**Records**

▬▬▬▬▬▬▬▬▬▬

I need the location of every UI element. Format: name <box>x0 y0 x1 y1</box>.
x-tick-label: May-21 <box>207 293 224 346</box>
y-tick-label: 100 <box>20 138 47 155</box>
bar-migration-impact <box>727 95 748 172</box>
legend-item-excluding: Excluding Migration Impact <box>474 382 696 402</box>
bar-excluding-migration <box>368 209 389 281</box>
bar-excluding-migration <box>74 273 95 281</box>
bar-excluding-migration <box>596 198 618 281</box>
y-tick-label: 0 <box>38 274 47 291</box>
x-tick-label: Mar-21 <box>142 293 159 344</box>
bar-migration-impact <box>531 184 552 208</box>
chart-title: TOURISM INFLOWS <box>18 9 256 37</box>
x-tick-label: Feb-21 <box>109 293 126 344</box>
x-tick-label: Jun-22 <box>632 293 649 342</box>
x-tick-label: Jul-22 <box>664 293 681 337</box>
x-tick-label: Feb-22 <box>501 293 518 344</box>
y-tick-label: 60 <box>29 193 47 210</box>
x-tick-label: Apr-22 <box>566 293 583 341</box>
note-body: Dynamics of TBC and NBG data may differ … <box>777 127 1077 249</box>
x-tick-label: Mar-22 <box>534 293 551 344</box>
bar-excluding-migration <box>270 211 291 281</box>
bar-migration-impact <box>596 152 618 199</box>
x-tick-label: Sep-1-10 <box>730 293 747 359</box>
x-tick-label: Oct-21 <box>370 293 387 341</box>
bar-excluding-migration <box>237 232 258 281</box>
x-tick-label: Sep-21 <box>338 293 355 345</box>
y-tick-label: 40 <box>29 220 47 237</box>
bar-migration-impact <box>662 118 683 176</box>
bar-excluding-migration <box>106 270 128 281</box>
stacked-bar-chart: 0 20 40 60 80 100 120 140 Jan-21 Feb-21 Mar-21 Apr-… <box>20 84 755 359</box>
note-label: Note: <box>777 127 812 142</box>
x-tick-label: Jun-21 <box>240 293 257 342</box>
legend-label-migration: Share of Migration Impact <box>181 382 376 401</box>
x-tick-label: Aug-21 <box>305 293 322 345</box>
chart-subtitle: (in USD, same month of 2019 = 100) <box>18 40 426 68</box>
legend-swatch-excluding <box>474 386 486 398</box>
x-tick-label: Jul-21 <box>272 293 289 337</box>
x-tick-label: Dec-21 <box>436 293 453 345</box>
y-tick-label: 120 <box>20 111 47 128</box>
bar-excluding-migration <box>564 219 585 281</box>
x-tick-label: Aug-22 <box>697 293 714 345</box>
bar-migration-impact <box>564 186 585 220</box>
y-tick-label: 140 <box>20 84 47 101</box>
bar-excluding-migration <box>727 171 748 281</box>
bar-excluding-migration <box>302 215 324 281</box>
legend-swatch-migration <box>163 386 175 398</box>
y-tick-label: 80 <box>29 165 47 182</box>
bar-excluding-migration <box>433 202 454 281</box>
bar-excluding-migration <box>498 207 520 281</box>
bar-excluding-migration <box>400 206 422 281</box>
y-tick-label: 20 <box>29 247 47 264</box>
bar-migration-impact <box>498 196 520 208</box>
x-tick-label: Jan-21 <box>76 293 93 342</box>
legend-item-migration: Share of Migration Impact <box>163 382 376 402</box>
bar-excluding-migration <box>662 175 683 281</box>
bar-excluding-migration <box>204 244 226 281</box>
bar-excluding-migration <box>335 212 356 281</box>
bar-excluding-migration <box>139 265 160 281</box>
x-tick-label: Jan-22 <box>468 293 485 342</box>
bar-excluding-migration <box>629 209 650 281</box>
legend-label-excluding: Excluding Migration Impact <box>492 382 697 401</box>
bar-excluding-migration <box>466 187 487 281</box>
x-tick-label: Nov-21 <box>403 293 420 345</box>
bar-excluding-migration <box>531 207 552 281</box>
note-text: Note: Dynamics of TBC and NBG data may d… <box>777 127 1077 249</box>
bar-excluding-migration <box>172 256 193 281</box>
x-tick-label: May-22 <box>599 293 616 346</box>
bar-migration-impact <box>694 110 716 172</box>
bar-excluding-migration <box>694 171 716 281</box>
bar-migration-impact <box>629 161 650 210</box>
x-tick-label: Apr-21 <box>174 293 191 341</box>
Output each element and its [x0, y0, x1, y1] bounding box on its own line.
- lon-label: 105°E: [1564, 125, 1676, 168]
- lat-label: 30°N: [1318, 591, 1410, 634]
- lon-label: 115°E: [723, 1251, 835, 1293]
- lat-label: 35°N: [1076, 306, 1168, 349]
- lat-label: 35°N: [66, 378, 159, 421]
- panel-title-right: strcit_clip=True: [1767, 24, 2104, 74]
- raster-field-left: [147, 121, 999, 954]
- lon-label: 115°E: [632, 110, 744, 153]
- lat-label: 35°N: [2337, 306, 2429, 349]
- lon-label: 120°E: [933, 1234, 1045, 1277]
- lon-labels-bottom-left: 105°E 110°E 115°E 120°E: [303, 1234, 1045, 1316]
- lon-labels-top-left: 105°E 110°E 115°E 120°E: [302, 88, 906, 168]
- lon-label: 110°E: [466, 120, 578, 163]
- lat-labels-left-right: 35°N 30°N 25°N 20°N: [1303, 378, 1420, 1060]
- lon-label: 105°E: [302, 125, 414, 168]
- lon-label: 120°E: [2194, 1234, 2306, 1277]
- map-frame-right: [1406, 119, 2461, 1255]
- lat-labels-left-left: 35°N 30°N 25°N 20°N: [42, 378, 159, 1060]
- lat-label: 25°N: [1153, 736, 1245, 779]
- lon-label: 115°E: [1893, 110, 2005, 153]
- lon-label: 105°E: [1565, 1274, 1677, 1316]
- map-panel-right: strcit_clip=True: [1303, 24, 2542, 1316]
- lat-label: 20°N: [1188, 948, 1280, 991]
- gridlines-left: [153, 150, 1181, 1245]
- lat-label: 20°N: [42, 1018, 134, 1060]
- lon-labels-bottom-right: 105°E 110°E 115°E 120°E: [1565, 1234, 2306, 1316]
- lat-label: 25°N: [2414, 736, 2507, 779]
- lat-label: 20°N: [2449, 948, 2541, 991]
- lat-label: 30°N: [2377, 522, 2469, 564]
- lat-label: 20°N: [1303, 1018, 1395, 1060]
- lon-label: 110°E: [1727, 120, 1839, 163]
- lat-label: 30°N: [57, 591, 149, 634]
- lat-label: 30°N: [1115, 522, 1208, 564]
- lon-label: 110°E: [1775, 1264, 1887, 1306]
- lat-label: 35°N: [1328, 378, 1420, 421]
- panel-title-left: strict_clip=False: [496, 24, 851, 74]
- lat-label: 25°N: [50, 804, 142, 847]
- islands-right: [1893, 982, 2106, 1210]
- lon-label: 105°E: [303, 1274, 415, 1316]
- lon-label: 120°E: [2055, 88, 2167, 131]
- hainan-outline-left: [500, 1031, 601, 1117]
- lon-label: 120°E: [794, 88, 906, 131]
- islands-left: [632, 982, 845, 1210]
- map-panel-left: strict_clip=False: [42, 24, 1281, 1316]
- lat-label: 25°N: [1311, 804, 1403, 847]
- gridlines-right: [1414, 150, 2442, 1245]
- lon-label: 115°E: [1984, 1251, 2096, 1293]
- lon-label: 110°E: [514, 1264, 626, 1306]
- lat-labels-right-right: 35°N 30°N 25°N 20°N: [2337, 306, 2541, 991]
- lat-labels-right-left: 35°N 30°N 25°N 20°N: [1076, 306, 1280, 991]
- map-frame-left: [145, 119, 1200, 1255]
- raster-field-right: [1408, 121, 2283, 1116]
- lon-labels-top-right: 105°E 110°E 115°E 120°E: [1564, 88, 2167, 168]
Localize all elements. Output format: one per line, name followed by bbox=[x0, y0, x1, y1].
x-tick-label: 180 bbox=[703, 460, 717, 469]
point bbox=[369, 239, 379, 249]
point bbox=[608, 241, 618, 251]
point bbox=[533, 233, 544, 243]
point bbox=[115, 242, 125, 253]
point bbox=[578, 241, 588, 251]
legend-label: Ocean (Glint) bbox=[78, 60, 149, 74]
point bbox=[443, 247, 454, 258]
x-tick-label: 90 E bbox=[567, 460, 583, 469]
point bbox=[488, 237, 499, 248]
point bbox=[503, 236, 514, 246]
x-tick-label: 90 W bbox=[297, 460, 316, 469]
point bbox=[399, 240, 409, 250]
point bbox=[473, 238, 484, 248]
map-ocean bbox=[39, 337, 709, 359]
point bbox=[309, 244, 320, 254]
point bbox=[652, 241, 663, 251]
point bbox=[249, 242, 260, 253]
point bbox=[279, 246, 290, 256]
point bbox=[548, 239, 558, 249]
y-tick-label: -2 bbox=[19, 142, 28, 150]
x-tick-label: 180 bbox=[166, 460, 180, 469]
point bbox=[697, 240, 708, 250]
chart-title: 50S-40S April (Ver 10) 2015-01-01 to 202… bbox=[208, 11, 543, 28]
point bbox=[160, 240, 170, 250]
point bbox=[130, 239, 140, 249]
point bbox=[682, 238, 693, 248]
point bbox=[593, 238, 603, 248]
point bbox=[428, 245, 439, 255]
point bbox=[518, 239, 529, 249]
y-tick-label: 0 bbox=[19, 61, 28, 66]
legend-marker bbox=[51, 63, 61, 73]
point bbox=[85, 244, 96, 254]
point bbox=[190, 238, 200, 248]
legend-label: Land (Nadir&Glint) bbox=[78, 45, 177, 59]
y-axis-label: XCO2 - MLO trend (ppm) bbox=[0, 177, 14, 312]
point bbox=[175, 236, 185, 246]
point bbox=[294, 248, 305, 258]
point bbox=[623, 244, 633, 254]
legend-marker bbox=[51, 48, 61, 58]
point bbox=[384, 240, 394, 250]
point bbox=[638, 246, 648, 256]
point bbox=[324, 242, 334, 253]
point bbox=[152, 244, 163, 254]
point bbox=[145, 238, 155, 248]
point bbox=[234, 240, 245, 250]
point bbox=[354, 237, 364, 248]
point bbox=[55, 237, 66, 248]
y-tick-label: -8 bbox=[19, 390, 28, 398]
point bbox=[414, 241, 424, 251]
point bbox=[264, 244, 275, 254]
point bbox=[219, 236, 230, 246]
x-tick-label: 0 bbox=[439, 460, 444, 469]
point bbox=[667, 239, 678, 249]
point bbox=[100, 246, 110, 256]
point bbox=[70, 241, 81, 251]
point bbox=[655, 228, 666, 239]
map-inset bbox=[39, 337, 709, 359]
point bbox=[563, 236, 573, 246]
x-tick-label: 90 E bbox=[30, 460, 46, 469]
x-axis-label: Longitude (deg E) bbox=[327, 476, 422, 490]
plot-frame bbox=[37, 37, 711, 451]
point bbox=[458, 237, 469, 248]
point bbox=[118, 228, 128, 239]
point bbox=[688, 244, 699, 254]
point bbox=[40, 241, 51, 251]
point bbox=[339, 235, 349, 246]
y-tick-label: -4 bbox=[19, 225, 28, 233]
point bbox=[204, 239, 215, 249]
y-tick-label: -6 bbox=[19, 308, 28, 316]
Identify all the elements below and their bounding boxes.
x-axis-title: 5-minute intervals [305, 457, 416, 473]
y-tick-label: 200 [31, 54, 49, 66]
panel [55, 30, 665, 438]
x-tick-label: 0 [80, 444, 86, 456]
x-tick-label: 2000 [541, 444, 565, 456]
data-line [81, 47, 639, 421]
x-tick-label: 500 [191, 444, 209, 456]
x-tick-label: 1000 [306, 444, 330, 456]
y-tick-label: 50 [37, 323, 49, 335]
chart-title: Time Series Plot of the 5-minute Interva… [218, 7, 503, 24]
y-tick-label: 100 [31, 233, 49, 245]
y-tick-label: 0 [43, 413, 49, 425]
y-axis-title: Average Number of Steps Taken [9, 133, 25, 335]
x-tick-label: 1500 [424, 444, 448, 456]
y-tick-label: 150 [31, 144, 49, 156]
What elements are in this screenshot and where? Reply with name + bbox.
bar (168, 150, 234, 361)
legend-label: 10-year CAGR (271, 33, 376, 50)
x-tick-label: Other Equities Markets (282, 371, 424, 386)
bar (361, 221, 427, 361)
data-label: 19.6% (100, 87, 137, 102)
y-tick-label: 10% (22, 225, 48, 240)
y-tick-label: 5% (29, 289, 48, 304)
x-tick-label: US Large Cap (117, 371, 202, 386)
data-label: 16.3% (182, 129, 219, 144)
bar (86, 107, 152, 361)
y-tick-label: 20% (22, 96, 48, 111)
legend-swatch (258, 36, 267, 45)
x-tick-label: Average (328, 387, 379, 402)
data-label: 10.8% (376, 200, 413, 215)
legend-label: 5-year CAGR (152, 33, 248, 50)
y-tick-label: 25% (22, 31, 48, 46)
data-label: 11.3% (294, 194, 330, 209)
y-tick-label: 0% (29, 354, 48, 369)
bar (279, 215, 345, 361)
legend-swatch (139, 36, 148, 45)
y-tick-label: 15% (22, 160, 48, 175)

▬▬▬▬▬▬▬▬▬▬

**Task requirements**
Lay out each line from the start of the entries through the line containing "x-tick-label: Mar-21 <box>142" as a Markdown table with the columns Row and Line, leaving out blank lines.

**Task output**
| Row | Line |
|---|---|
| 1 | I need the location of every UI element. Format: name <box>x0 y0 x1 y1</box>. |
| 2 | x-tick-label: May-21 <box>207 293 224 346</box> |
| 3 | y-tick-label: 100 <box>20 138 47 155</box> |
| 4 | bar-migration-impact <box>727 95 748 172</box> |
| 5 | legend-item-excluding: Excluding Migration Impact <box>474 382 696 402</box> |
| 6 | bar-excluding-migration <box>368 209 389 281</box> |
| 7 | bar-excluding-migration <box>74 273 95 281</box> |
| 8 | bar-excluding-migration <box>596 198 618 281</box> |
| 9 | y-tick-label: 0 <box>38 274 47 291</box> |
| 10 | x-tick-label: Mar-21 <box>142 293 159 344</box> |